# [WRITTEN PROBLEM]
Repeat, exactly and in full, the lines of the listing below, but without any pictures.

# [DATASET RECORDS]

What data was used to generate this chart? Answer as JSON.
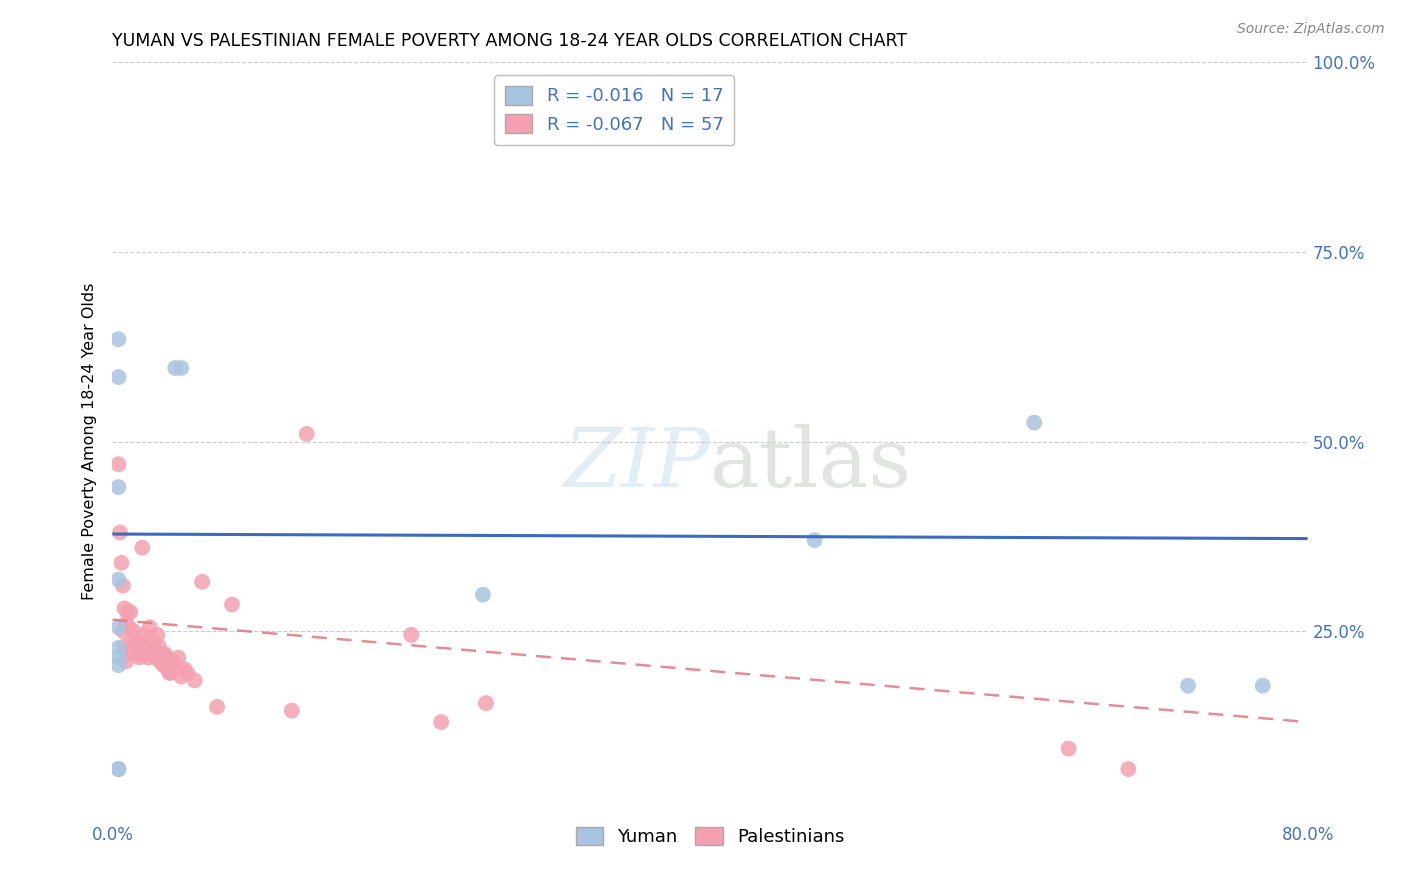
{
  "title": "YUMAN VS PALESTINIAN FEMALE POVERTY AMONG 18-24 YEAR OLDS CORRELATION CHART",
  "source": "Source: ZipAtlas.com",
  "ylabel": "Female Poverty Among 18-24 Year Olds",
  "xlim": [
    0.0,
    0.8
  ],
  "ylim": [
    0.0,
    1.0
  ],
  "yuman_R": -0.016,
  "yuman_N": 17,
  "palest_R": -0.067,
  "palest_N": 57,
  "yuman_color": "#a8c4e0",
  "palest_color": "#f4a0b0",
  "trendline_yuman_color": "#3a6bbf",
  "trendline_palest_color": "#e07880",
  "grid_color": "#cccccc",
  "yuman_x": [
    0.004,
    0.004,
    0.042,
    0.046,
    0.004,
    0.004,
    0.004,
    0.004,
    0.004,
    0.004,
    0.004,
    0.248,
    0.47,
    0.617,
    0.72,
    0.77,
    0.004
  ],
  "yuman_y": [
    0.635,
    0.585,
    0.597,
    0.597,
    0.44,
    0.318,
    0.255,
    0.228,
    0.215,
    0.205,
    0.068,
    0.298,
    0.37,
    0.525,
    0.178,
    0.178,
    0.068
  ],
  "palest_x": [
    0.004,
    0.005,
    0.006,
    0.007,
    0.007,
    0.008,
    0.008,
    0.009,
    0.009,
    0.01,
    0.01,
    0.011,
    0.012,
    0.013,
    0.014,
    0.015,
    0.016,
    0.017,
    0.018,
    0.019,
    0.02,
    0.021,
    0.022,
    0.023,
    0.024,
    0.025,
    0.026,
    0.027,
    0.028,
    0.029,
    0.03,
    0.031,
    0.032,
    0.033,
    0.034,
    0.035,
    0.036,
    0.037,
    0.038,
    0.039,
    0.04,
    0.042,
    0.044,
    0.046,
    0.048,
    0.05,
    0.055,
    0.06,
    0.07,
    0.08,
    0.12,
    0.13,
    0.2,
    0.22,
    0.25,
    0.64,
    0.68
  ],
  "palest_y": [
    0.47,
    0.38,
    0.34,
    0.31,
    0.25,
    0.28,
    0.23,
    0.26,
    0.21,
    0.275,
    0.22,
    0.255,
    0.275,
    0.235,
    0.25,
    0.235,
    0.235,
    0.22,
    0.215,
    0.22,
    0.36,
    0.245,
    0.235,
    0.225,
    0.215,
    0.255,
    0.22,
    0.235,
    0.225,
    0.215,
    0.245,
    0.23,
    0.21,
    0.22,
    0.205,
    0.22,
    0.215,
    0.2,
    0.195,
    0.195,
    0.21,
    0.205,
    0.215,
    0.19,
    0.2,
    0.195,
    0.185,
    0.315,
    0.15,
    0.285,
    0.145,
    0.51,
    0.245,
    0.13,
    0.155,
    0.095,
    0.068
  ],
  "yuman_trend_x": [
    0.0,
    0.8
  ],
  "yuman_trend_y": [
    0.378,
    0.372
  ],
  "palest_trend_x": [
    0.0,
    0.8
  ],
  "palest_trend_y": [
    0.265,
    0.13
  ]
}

# [FULL ANSWER]
What data was used to generate this chart? Answer as JSON.
{
  "title": "YUMAN VS PALESTINIAN FEMALE POVERTY AMONG 18-24 YEAR OLDS CORRELATION CHART",
  "source": "Source: ZipAtlas.com",
  "ylabel": "Female Poverty Among 18-24 Year Olds",
  "xlim": [
    0.0,
    0.8
  ],
  "ylim": [
    0.0,
    1.0
  ],
  "yuman_R": -0.016,
  "yuman_N": 17,
  "palest_R": -0.067,
  "palest_N": 57,
  "yuman_color": "#a8c4e0",
  "palest_color": "#f4a0b0",
  "trendline_yuman_color": "#3a6bbf",
  "trendline_palest_color": "#e07880",
  "grid_color": "#cccccc",
  "yuman_x": [
    0.004,
    0.004,
    0.042,
    0.046,
    0.004,
    0.004,
    0.004,
    0.004,
    0.004,
    0.004,
    0.004,
    0.248,
    0.47,
    0.617,
    0.72,
    0.77,
    0.004
  ],
  "yuman_y": [
    0.635,
    0.585,
    0.597,
    0.597,
    0.44,
    0.318,
    0.255,
    0.228,
    0.215,
    0.205,
    0.068,
    0.298,
    0.37,
    0.525,
    0.178,
    0.178,
    0.068
  ],
  "palest_x": [
    0.004,
    0.005,
    0.006,
    0.007,
    0.007,
    0.008,
    0.008,
    0.009,
    0.009,
    0.01,
    0.01,
    0.011,
    0.012,
    0.013,
    0.014,
    0.015,
    0.016,
    0.017,
    0.018,
    0.019,
    0.02,
    0.021,
    0.022,
    0.023,
    0.024,
    0.025,
    0.026,
    0.027,
    0.028,
    0.029,
    0.03,
    0.031,
    0.032,
    0.033,
    0.034,
    0.035,
    0.036,
    0.037,
    0.038,
    0.039,
    0.04,
    0.042,
    0.044,
    0.046,
    0.048,
    0.05,
    0.055,
    0.06,
    0.07,
    0.08,
    0.12,
    0.13,
    0.2,
    0.22,
    0.25,
    0.64,
    0.68
  ],
  "palest_y": [
    0.47,
    0.38,
    0.34,
    0.31,
    0.25,
    0.28,
    0.23,
    0.26,
    0.21,
    0.275,
    0.22,
    0.255,
    0.275,
    0.235,
    0.25,
    0.235,
    0.235,
    0.22,
    0.215,
    0.22,
    0.36,
    0.245,
    0.235,
    0.225,
    0.215,
    0.255,
    0.22,
    0.235,
    0.225,
    0.215,
    0.245,
    0.23,
    0.21,
    0.22,
    0.205,
    0.22,
    0.215,
    0.2,
    0.195,
    0.195,
    0.21,
    0.205,
    0.215,
    0.19,
    0.2,
    0.195,
    0.185,
    0.315,
    0.15,
    0.285,
    0.145,
    0.51,
    0.245,
    0.13,
    0.155,
    0.095,
    0.068
  ],
  "yuman_trend_x": [
    0.0,
    0.8
  ],
  "yuman_trend_y": [
    0.378,
    0.372
  ],
  "palest_trend_x": [
    0.0,
    0.8
  ],
  "palest_trend_y": [
    0.265,
    0.13
  ]
}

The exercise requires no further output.